### Text passage:
1. Cat Stevens/Yusuf Islam
Time between albums: 28 years
After renouncing pop stardom in the late 1970s, Cat Stevens—now Yusuf Islam—opted to return to making records with An Other Road in 2006, some 28 years after his last outing his final album as Cat Stevens, 1978’s Back to Earth. There were intermittent recordings in-between, including a children’s album that preached the pinnacles of his faith, but fans were offered little reason to believe that Cat was really back, at least in a musical sense. In recent years he’s offered a steady succession of new albums—Roadsinger (2009), Tell ’Em I’m Gone (2014) and The Laughing Apple (2017). Although Yusuf (no need for the Islam portion now, he says) still maintains his high ideals, he credited his son Muhammad with rekindling his interest in making music when the younger Islam brought a guitar home. However, for the real reason behind his absence and subsequent return, we’ll refer you to a press release he provided in 2005. “After I embraced Islam, many people told me to carry on composing and recording, but at the time I was hesitant, for fear that it might be for the wrong reasons. I felt unsure what the right course of action was. I guess it is only now, after all these years, that I’ve come to fully understand and appreciate what everyone has been asking of me. It’s as if I’ve come full circle; however, I have gathered a lot of knowledge on the subject in the meantime.” Whatever the cause, we welcome his return.

### Raw data:
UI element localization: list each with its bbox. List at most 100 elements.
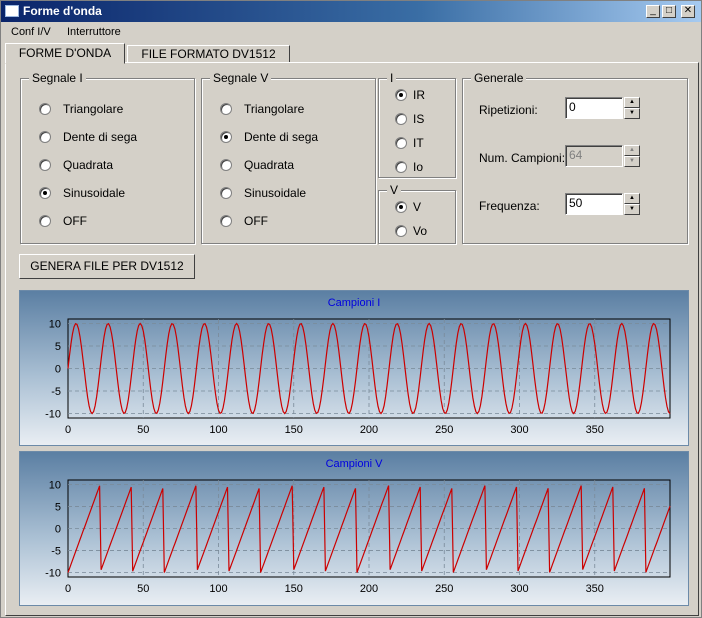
y-tick-label: 10 xyxy=(49,319,61,331)
group-title: Generale xyxy=(471,71,527,85)
radio-dot-icon[interactable] xyxy=(395,89,407,101)
window-title: Forme d'onda xyxy=(23,4,102,18)
frequenza-input[interactable]: 50 xyxy=(565,193,623,215)
group-i: I IR IS IT Io xyxy=(378,71,456,178)
genera-file-button[interactable]: GENERA FILE PER DV1512 xyxy=(19,254,195,279)
spin-up-icon: ▲ xyxy=(624,145,640,156)
maximize-button[interactable]: □ xyxy=(662,5,676,18)
radio-dot-icon[interactable] xyxy=(220,187,232,199)
y-tick-label: 5 xyxy=(55,501,61,513)
ripetizioni-label: Ripetizioni: xyxy=(479,103,538,117)
radio-dot-icon[interactable] xyxy=(395,225,407,237)
chart-svg: 1050-5-100 50 100 150 200 250 300 350 xyxy=(45,479,671,595)
x-tick-label: 300 xyxy=(510,424,528,436)
x-tick-label: 100 xyxy=(209,424,227,436)
x-tick-label: 250 xyxy=(435,583,453,595)
x-tick-label: 200 xyxy=(360,583,378,595)
radio-label: IT xyxy=(413,136,424,150)
radio-label: IR xyxy=(413,88,425,102)
x-tick-label: 150 xyxy=(285,583,303,595)
x-tick-label: 50 xyxy=(137,583,149,595)
group-title: Segnale I xyxy=(29,71,86,85)
x-tick-label: 150 xyxy=(285,424,303,436)
chart-campioni-v: Campioni V 10 5 0 -5 -10 0 50 100 150 200 250 300 35… xyxy=(19,451,689,606)
radio-dot-icon[interactable] xyxy=(395,113,407,125)
radio-dot-icon[interactable] xyxy=(39,187,51,199)
radio-label: Quadrata xyxy=(63,158,114,172)
y-tick-label: -5 xyxy=(51,386,61,398)
tab-forme-d-onda[interactable]: FORME D'ONDA xyxy=(5,43,125,64)
radio-dot-icon[interactable] xyxy=(220,215,232,227)
ripetizioni-spinner: 0 ▲ ▼ xyxy=(565,97,640,119)
x-tick-label: 0 xyxy=(65,424,71,436)
spin-up-icon[interactable]: ▲ xyxy=(624,193,640,204)
radio-label: Triangolare xyxy=(244,102,305,116)
spin-up-icon[interactable]: ▲ xyxy=(624,97,640,108)
spin-down-icon: ▼ xyxy=(624,156,640,167)
close-button[interactable]: ✕ xyxy=(681,5,695,18)
radio-label: Quadrata xyxy=(244,158,295,172)
x-tick-label: 350 xyxy=(586,424,604,436)
radio-dot-icon[interactable] xyxy=(395,201,407,213)
group-segnale-i: Segnale I Triangolare Dente di sega Quadra… xyxy=(20,71,195,244)
main-window: Forme d'onda _ □ ✕ Conf I/V Interruttore… xyxy=(0,0,702,618)
radio-label: Sinusoidale xyxy=(244,186,307,200)
radio-dot-icon[interactable] xyxy=(220,103,232,115)
y-tick-label: 5 xyxy=(55,341,61,353)
menu-conf-iv[interactable]: Conf I/V xyxy=(11,26,51,38)
num-campioni-label: Num. Campioni: xyxy=(479,151,566,165)
spin-down-icon[interactable]: ▼ xyxy=(624,204,640,215)
radio-label: V xyxy=(413,200,422,214)
radio-label: Dente di sega xyxy=(63,130,138,144)
radio-label: Triangolare xyxy=(63,102,124,116)
radio-dot-icon[interactable] xyxy=(39,131,51,143)
minimize-button[interactable]: _ xyxy=(646,5,660,18)
group-segnale-v: Segnale V Triangolare Dente di sega Quadra… xyxy=(201,71,376,244)
menu-bar: Conf I/V Interruttore xyxy=(1,23,701,41)
y-tick-label: 10 xyxy=(49,479,61,491)
chart-campioni-i: Campioni I 10 5 0 -5 -10 0 50 100 150 200 250 300 35… xyxy=(19,290,689,446)
x-tick-label: 200 xyxy=(360,424,378,436)
group-title: V xyxy=(387,183,402,197)
num-campioni-spinner: 64 ▲ ▼ xyxy=(565,145,640,167)
radio-label: OFF xyxy=(63,214,87,228)
x-tick-label: 350 xyxy=(586,583,604,595)
num-campioni-input: 64 xyxy=(565,145,623,167)
y-tick-label: -10 xyxy=(45,568,61,580)
radio-label: Sinusoidale xyxy=(63,186,126,200)
ripetizioni-input[interactable]: 0 xyxy=(565,97,623,119)
radio-dot-icon[interactable] xyxy=(39,103,51,115)
chart-svg: 1050-5-100 50 100 150 200 250 300 350 xyxy=(45,318,671,436)
group-generale: Generale Ripetizioni: 0 ▲ ▼ Num. Campion… xyxy=(462,71,688,244)
menu-interruttore[interactable]: Interruttore xyxy=(67,26,121,38)
y-tick-label: 0 xyxy=(55,364,61,376)
radio-dot-icon[interactable] xyxy=(39,215,51,227)
group-v: V V Vo xyxy=(378,183,456,244)
radio-dot-icon[interactable] xyxy=(220,131,232,143)
tab-file-formato[interactable]: FILE FORMATO DV1512 xyxy=(127,45,290,63)
radio-label: Io xyxy=(413,160,424,174)
x-tick-label: 50 xyxy=(137,424,149,436)
radio-dot-icon[interactable] xyxy=(395,161,407,173)
frequenza-label: Frequenza: xyxy=(479,199,540,213)
radio-dot-icon[interactable] xyxy=(395,137,407,149)
frequenza-spinner: 50 ▲ ▼ xyxy=(565,193,640,215)
y-tick-label: -5 xyxy=(51,546,61,558)
y-tick-label: 0 xyxy=(55,524,61,536)
radio-label: OFF xyxy=(244,214,268,228)
group-title: Segnale V xyxy=(210,71,272,85)
radio-label: Dente di sega xyxy=(244,130,319,144)
radio-dot-icon[interactable] xyxy=(39,159,51,171)
title-bar[interactable]: Forme d'onda _ □ ✕ xyxy=(1,1,701,22)
radio-dot-icon[interactable] xyxy=(220,159,232,171)
x-tick-label: 250 xyxy=(435,424,453,436)
radio-label: Vo xyxy=(413,224,428,238)
x-tick-label: 100 xyxy=(209,583,227,595)
x-tick-label: 0 xyxy=(65,583,71,595)
y-tick-label: -10 xyxy=(45,409,61,421)
spin-down-icon[interactable]: ▼ xyxy=(624,108,640,119)
x-tick-label: 300 xyxy=(510,583,528,595)
radio-label: IS xyxy=(413,112,425,126)
app-icon xyxy=(5,5,19,17)
group-title: I xyxy=(387,71,397,85)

### What is asked:
(a) Which album titles are named in the Cat Stevens passage above the records? List every one.
(b) How would you say this sentence from the Cat Stevens passage in Spanish: "I felt unsure what the right course of action was."?

### Answer list:
(a)
- An Other Road
- Back to Earth
- Roadsinger
- Tell 'Em I'm Gone
- The Laughing Apple

(b) No estaba seguro de cuál era el camino correcto a seguir.